- _AIM OF THE TASK_: Output all entries verbatim. Skip pictures.

- _GIVEN DATA_:
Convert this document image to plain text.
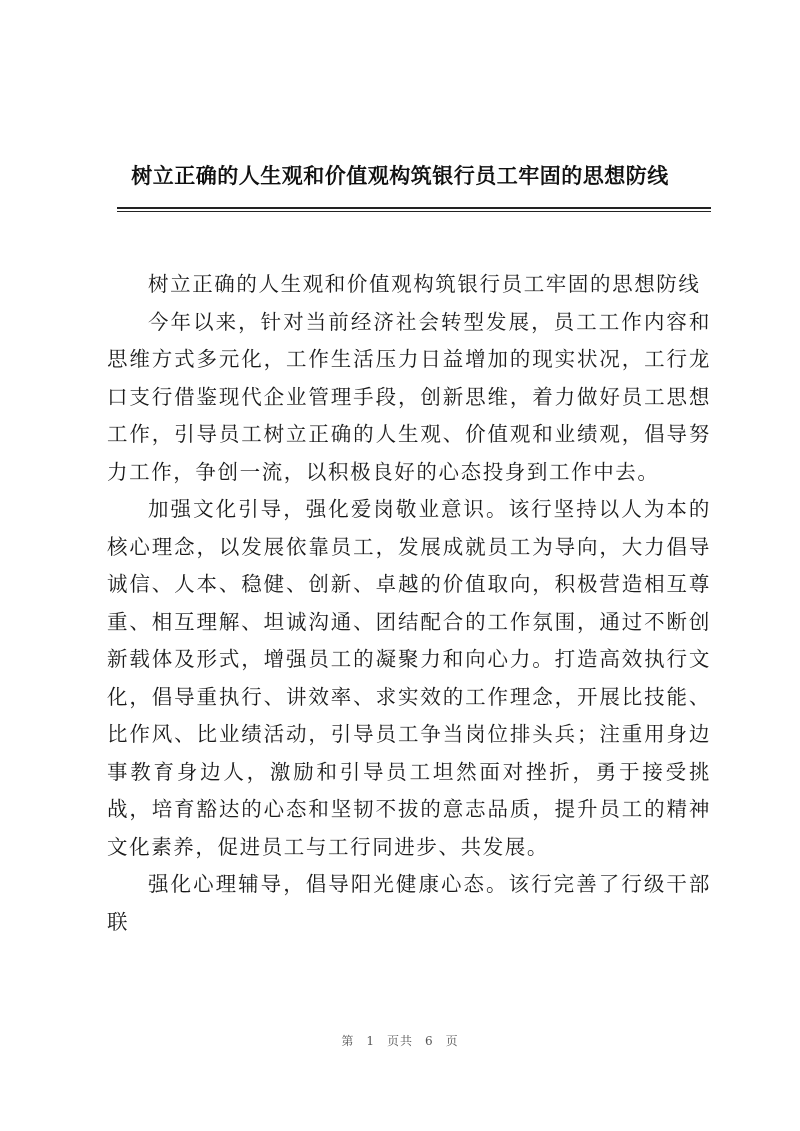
树立正确的人生观和价值观构筑银行员工牢固的思想防线

树立正确的人生观和价值观构筑银行员工牢固的思想防线

今年以来，针对当前经济社会转型发展，员工工作内容和思维方式多元化，工作生活压力日益增加的现实状况，工行龙口支行借鉴现代企业管理手段，创新思维，着力做好员工思想工作，引导员工树立正确的人生观、价值观和业绩观，倡导努力工作，争创一流，以积极良好的心态投身到工作中去。

加强文化引导，强化爱岗敬业意识。该行坚持以人为本的核心理念，以发展依靠员工，发展成就员工为导向，大力倡导诚信、人本、稳健、创新、卓越的价值取向，积极营造相互尊重、相互理解、坦诚沟通、团结配合的工作氛围，通过不断创新载体及形式，增强员工的凝聚力和向心力。打造高效执行文化，倡导重执行、讲效率、求实效的工作理念，开展比技能、比作风、比业绩活动，引导员工争当岗位排头兵；注重用身边事教育身边人，激励和引导员工坦然面对挫折，勇于接受挑战，培育豁达的心态和坚韧不拔的意志品质，提升员工的精神文化素养，促进员工与工行同进步、共发展。

强化心理辅导，倡导阳光健康心态。该行完善了行级干部联

第 1 页共 6 页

- _SOLVED EXERCISE_:
Convert this document image to plain text.
树立正确的人生观和价值观构筑银行员工牢固的思想防线

树立正确的人生观和价值观构筑银行员工牢固的思想防线

今年以来，针对当前经济社会转型发展，员工工作内容和思维方式多元化，工作生活压力日益增加的现实状况，工行龙口支行借鉴现代企业管理手段，创新思维，着力做好员工思想工作，引导员工树立正确的人生观、价值观和业绩观，倡导努力工作，争创一流，以积极良好的心态投身到工作中去。

加强文化引导，强化爱岗敬业意识。该行坚持以人为本的核心理念，以发展依靠员工，发展成就员工为导向，大力倡导诚信、人本、稳健、创新、卓越的价值取向，积极营造相互尊重、相互理解、坦诚沟通、团结配合的工作氛围，通过不断创新载体及形式，增强员工的凝聚力和向心力。打造高效执行文化，倡导重执行、讲效率、求实效的工作理念，开展比技能、比作风、比业绩活动，引导员工争当岗位排头兵；注重用身边事教育身边人，激励和引导员工坦然面对挫折，勇于接受挑战，培育豁达的心态和坚韧不拔的意志品质，提升员工的精神文化素养，促进员工与工行同进步、共发展。

强化心理辅导，倡导阳光健康心态。该行完善了行级干部联

第 1 页共 6 页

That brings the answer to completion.